#### Parts of the exercise:
**a)** What unit system does PileCalc use internally to store every value, according to the text on units and sign conventions?
**b)** Please extend the text on units and sign conventions onward from its final sentence.

#### Excerpt to read:

= = = = =

Units & sign conventions

PileCalc is unit-agnostic — supply any self-consistent system. Here is how to stay consistent and what every sign means.


PileCalc does not impose a unit system. In the app you simply pick Metric or US and every label, input, and result follows; when you drive the engine directly through the API you supply any self-consistent system and get answers back in it. Either way, the rules below prevent the most common class of mistake in any pile program.

Switching units in the app

The Metric / US switch lives in the app header, next to the theme toggle. Flip it and the whole workspace re-expresses itself — field labels, the values you've entered, the summary numbers, charts, and tables all convert instantly. Your preference is remembered across sessions.

You can't create a mixed-unit model

Under the hood PileCalc keeps every value in one canonical system (SI) and converts only at the moment of display. That means the engine is never handed a mix of, say, pcf and ksf — switching units can't corrupt your model, and results are always self-consistent. It also lets the US view show the familiar geotechnical units below rather than forcing one rigid system.

= = = = =

#### Records:
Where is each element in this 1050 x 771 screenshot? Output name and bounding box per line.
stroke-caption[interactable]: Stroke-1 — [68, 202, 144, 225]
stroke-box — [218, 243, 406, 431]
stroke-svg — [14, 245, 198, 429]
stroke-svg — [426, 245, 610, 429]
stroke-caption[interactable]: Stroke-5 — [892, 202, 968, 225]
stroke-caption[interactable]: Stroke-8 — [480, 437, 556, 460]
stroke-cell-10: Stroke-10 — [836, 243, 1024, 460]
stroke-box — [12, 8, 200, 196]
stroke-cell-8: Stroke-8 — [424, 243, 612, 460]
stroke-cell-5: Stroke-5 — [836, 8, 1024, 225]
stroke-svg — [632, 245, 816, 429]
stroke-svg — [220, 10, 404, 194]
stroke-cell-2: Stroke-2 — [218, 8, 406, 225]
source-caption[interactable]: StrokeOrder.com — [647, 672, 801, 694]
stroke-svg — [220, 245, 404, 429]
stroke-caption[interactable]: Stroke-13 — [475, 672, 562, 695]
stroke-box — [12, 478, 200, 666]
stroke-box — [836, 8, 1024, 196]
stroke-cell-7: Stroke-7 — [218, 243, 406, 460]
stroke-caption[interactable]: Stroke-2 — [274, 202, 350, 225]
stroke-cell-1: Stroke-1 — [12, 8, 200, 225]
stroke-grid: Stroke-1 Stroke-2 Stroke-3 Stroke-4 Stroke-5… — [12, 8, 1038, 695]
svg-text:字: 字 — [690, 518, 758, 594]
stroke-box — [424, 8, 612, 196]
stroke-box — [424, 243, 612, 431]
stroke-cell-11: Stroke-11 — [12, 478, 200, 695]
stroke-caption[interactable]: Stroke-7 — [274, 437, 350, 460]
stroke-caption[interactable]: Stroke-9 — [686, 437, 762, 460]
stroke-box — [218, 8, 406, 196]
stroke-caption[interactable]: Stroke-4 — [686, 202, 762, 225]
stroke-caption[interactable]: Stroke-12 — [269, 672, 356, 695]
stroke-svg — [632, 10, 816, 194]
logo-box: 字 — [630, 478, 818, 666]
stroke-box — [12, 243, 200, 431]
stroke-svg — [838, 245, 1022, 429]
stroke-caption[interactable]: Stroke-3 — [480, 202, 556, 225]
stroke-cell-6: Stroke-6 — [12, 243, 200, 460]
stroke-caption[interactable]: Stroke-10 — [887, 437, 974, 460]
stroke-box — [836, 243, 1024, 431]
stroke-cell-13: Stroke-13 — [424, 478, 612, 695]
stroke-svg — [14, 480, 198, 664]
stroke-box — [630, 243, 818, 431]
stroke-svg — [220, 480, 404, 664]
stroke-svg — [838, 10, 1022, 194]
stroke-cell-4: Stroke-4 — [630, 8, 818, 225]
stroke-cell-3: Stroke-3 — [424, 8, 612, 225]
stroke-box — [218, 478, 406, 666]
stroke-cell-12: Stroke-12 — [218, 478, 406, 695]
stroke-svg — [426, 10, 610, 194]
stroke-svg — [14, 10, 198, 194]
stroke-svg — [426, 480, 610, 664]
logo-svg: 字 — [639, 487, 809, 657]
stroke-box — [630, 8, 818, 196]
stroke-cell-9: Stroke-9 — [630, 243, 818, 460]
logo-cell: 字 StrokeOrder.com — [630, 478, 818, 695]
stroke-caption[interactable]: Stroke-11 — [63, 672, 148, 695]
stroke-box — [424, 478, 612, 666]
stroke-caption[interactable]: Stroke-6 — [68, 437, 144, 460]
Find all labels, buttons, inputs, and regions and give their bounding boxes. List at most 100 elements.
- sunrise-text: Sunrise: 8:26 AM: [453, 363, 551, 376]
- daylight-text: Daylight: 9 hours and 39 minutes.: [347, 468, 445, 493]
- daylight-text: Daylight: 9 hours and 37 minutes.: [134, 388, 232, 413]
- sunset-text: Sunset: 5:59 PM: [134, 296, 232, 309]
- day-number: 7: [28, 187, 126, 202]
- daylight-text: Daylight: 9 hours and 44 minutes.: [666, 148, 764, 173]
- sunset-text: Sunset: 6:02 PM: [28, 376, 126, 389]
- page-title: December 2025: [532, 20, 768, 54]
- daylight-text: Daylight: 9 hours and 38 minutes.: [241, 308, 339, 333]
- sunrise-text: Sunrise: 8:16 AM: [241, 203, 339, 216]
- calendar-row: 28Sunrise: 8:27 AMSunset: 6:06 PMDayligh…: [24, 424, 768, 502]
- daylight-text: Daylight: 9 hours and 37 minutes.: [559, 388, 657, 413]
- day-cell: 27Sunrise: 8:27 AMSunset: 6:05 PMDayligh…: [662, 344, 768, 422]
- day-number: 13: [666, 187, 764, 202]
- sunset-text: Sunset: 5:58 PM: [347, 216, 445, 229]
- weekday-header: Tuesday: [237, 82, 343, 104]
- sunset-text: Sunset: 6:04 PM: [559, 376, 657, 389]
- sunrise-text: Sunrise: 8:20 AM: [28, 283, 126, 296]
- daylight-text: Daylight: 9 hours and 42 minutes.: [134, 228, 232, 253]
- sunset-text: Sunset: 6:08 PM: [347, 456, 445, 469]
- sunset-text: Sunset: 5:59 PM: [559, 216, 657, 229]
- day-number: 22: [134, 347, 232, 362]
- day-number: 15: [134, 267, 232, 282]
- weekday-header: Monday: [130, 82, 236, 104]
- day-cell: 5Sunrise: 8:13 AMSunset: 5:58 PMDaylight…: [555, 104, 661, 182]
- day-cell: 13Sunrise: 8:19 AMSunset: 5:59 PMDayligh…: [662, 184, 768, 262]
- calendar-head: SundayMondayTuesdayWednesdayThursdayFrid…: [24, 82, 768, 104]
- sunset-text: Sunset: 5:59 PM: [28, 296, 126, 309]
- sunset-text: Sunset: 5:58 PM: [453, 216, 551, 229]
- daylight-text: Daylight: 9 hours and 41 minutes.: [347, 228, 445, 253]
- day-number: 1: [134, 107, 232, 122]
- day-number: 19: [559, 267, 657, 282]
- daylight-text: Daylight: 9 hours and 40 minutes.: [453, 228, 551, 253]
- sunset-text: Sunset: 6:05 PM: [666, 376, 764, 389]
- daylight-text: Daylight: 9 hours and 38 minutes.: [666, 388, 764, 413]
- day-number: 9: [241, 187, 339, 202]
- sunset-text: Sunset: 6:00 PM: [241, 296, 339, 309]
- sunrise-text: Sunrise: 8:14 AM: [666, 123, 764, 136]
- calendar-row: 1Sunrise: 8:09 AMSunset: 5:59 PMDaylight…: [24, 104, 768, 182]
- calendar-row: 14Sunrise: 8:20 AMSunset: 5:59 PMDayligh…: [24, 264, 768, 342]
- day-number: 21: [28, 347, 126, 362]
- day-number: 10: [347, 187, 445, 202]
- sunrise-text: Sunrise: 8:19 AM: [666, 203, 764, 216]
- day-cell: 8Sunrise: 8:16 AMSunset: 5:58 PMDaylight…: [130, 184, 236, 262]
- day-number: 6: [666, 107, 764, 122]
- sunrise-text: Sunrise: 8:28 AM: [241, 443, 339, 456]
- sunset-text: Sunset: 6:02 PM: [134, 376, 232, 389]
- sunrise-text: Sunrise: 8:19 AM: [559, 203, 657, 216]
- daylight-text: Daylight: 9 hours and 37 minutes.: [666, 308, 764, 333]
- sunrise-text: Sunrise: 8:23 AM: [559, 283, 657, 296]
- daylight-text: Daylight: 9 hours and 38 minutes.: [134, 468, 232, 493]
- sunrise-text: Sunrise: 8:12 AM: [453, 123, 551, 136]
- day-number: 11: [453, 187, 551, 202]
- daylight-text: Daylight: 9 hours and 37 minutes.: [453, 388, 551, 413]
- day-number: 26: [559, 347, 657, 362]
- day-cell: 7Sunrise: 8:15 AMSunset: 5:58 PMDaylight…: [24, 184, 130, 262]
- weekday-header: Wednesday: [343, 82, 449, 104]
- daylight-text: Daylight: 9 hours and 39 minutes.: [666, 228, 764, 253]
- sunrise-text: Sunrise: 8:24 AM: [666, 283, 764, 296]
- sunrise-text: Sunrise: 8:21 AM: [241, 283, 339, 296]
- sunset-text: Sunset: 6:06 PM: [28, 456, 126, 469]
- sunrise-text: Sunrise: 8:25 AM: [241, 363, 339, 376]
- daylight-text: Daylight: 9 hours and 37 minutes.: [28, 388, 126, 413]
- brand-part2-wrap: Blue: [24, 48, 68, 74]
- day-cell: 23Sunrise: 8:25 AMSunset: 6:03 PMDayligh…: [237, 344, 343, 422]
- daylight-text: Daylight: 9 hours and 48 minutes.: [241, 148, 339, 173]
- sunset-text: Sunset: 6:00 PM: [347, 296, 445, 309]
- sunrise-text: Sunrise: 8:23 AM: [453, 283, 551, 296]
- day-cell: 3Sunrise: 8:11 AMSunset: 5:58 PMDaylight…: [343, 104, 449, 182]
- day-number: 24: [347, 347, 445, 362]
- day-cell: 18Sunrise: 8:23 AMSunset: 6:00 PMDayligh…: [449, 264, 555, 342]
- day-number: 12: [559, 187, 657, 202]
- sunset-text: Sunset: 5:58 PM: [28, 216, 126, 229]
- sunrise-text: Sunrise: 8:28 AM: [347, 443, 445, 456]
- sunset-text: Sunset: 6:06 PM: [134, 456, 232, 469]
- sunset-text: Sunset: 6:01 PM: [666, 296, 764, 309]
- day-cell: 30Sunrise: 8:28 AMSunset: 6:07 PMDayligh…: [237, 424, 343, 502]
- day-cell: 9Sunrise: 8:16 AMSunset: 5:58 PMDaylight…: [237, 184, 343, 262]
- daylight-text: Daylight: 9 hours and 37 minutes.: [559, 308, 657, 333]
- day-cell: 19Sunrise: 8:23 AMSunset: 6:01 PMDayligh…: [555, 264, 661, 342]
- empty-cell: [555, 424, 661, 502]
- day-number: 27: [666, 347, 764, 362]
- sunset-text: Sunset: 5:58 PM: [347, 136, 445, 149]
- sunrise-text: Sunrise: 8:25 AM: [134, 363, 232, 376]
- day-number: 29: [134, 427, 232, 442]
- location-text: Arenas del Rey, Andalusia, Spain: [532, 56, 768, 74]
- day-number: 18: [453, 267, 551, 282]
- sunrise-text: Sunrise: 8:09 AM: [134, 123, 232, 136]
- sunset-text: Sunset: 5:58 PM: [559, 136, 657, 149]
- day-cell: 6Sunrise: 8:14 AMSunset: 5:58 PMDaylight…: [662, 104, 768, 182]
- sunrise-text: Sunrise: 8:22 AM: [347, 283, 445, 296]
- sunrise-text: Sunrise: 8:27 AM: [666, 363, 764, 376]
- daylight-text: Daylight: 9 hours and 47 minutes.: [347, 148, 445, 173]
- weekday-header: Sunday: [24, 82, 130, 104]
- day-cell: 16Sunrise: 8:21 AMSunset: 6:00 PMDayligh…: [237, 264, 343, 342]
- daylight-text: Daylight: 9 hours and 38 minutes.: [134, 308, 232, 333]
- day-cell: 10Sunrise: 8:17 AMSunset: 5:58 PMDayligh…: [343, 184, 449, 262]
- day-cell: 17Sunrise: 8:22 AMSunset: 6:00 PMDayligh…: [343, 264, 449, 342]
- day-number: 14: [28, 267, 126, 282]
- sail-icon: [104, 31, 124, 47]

= = = = =

#### Exercise results:
**a)** SI

**b)**
What each system shows:

QuantityMetricUS
Length / depth / diametermft
Deflection / settlementmmin
Force / capacitykNkip
MomentkN·mkip·ft
Strength / pressure (c, qu, bearing)kPaksf
Soil unit weight (γ)kN/m³pcf
Subgrade modulus (k)kN/m³pci
Steel modulus / yield (E, Fy)kPaksi
Bending stiffness (EI)kN·m²kip·ft²

Unit-agnostic by design

Internally the engine carries no hidden unit conversions. If you supply forces in kN and lengths in m, then a stiffness must be in kN·m², a pressure in kN/m² (kPa), and a unit weight in kN/m³ — and deflections come back in m, moments in kN·m, and so on. Supply US customary instead and every output follows suit. This matters most when you call the API directly, where there is no switch to help you.

One system, end to end (when calling the API)

The single rule for direct API use: pick one self-consistent system and use it for every input. Mixing kPa cohesion with pcf unit weights, or feet of depth with metric stiffness, produces numbers that look reasonable and are wrong. (The app's switch protects you from this automatically.)

Staying consistent

Inside the app the switch keeps you consistent automatically. The rule only bites when you call the engine through the API, where you must supply a single self-consistent system yourself. The cleanest choices are SI (m, kN, kPa, kN·m, kN/m³, kN·m²) and a kip–foot English system (ft, kip, ksf, kip·ft, kcf, kip·ft²).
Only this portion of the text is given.